Restate the whole listing word for word. Pictures are left out.

Records from a collection of figures
========================
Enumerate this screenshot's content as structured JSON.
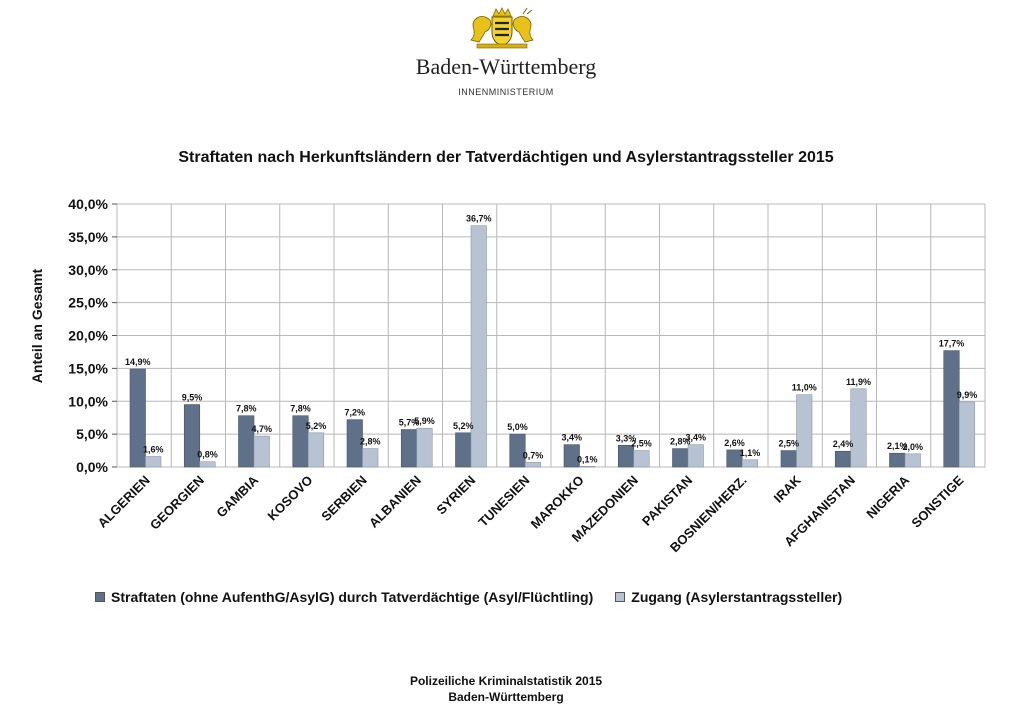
{
  "header": {
    "state_name": "Baden-Württemberg",
    "ministry": "INNENMINISTERIUM"
  },
  "colors": {
    "series1": "#5f7189",
    "series2": "#b7c3d2",
    "grid": "#b8b8b8",
    "coat_gold": "#e8c21a"
  },
  "chart_data": {
    "type": "bar",
    "title": "Straftaten nach Herkunftsländern der Tatverdächtigen und Asylerstantragssteller 2015",
    "xlabel": "",
    "ylabel": "Anteil an Gesamt",
    "ylim": [
      0,
      40
    ],
    "yticks": [
      0,
      5,
      10,
      15,
      20,
      25,
      30,
      35,
      40
    ],
    "ytick_labels": [
      "0,0%",
      "5,0%",
      "10,0%",
      "15,0%",
      "20,0%",
      "25,0%",
      "30,0%",
      "35,0%",
      "40,0%"
    ],
    "grid": true,
    "legend_position": "bottom",
    "categories": [
      "ALGERIEN",
      "GEORGIEN",
      "GAMBIA",
      "KOSOVO",
      "SERBIEN",
      "ALBANIEN",
      "SYRIEN",
      "TUNESIEN",
      "MAROKKO",
      "MAZEDONIEN",
      "PAKISTAN",
      "BOSNIEN/HERZ.",
      "IRAK",
      "AFGHANISTAN",
      "NIGERIA",
      "SONSTIGE"
    ],
    "series": [
      {
        "name": "Straftaten (ohne AufenthG/AsylG) durch Tatverdächtige (Asyl/Flüchtling)",
        "values": [
          14.9,
          9.5,
          7.8,
          7.8,
          7.2,
          5.7,
          5.2,
          5.0,
          3.4,
          3.3,
          2.8,
          2.6,
          2.5,
          2.4,
          2.1,
          17.7
        ],
        "labels": [
          "14,9%",
          "9,5%",
          "7,8%",
          "7,8%",
          "7,2%",
          "5,7%",
          "5,2%",
          "5,0%",
          "3,4%",
          "3,3%",
          "2,8%",
          "2,6%",
          "2,5%",
          "2,4%",
          "2,1%",
          "17,7%"
        ]
      },
      {
        "name": "Zugang (Asylerstantragssteller)",
        "values": [
          1.6,
          0.8,
          4.7,
          5.2,
          2.8,
          5.9,
          36.7,
          0.7,
          0.1,
          2.5,
          3.4,
          1.1,
          11.0,
          11.9,
          2.0,
          9.9
        ],
        "labels": [
          "1,6%",
          "0,8%",
          "4,7%",
          "5,2%",
          "2,8%",
          "5,9%",
          "36,7%",
          "0,7%",
          "0,1%",
          "2,5%",
          "3,4%",
          "1,1%",
          "11,0%",
          "11,9%",
          "2,0%",
          "9,9%"
        ]
      }
    ]
  },
  "footer": {
    "line1": "Polizeiliche Kriminalstatistik 2015",
    "line2": "Baden-Württemberg"
  }
}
========================
== COMPLETE ANSWER ==
Enumerate this screenshot's content as structured JSON.
{
  "header": {
    "state_name": "Baden-Württemberg",
    "ministry": "INNENMINISTERIUM"
  },
  "colors": {
    "series1": "#5f7189",
    "series2": "#b7c3d2",
    "grid": "#b8b8b8",
    "coat_gold": "#e8c21a"
  },
  "chart_data": {
    "type": "bar",
    "title": "Straftaten nach Herkunftsländern der Tatverdächtigen und Asylerstantragssteller 2015",
    "xlabel": "",
    "ylabel": "Anteil an Gesamt",
    "ylim": [
      0,
      40
    ],
    "yticks": [
      0,
      5,
      10,
      15,
      20,
      25,
      30,
      35,
      40
    ],
    "ytick_labels": [
      "0,0%",
      "5,0%",
      "10,0%",
      "15,0%",
      "20,0%",
      "25,0%",
      "30,0%",
      "35,0%",
      "40,0%"
    ],
    "grid": true,
    "legend_position": "bottom",
    "categories": [
      "ALGERIEN",
      "GEORGIEN",
      "GAMBIA",
      "KOSOVO",
      "SERBIEN",
      "ALBANIEN",
      "SYRIEN",
      "TUNESIEN",
      "MAROKKO",
      "MAZEDONIEN",
      "PAKISTAN",
      "BOSNIEN/HERZ.",
      "IRAK",
      "AFGHANISTAN",
      "NIGERIA",
      "SONSTIGE"
    ],
    "series": [
      {
        "name": "Straftaten (ohne AufenthG/AsylG) durch Tatverdächtige (Asyl/Flüchtling)",
        "values": [
          14.9,
          9.5,
          7.8,
          7.8,
          7.2,
          5.7,
          5.2,
          5.0,
          3.4,
          3.3,
          2.8,
          2.6,
          2.5,
          2.4,
          2.1,
          17.7
        ],
        "labels": [
          "14,9%",
          "9,5%",
          "7,8%",
          "7,8%",
          "7,2%",
          "5,7%",
          "5,2%",
          "5,0%",
          "3,4%",
          "3,3%",
          "2,8%",
          "2,6%",
          "2,5%",
          "2,4%",
          "2,1%",
          "17,7%"
        ]
      },
      {
        "name": "Zugang (Asylerstantragssteller)",
        "values": [
          1.6,
          0.8,
          4.7,
          5.2,
          2.8,
          5.9,
          36.7,
          0.7,
          0.1,
          2.5,
          3.4,
          1.1,
          11.0,
          11.9,
          2.0,
          9.9
        ],
        "labels": [
          "1,6%",
          "0,8%",
          "4,7%",
          "5,2%",
          "2,8%",
          "5,9%",
          "36,7%",
          "0,7%",
          "0,1%",
          "2,5%",
          "3,4%",
          "1,1%",
          "11,0%",
          "11,9%",
          "2,0%",
          "9,9%"
        ]
      }
    ]
  },
  "footer": {
    "line1": "Polizeiliche Kriminalstatistik 2015",
    "line2": "Baden-Württemberg"
  }
}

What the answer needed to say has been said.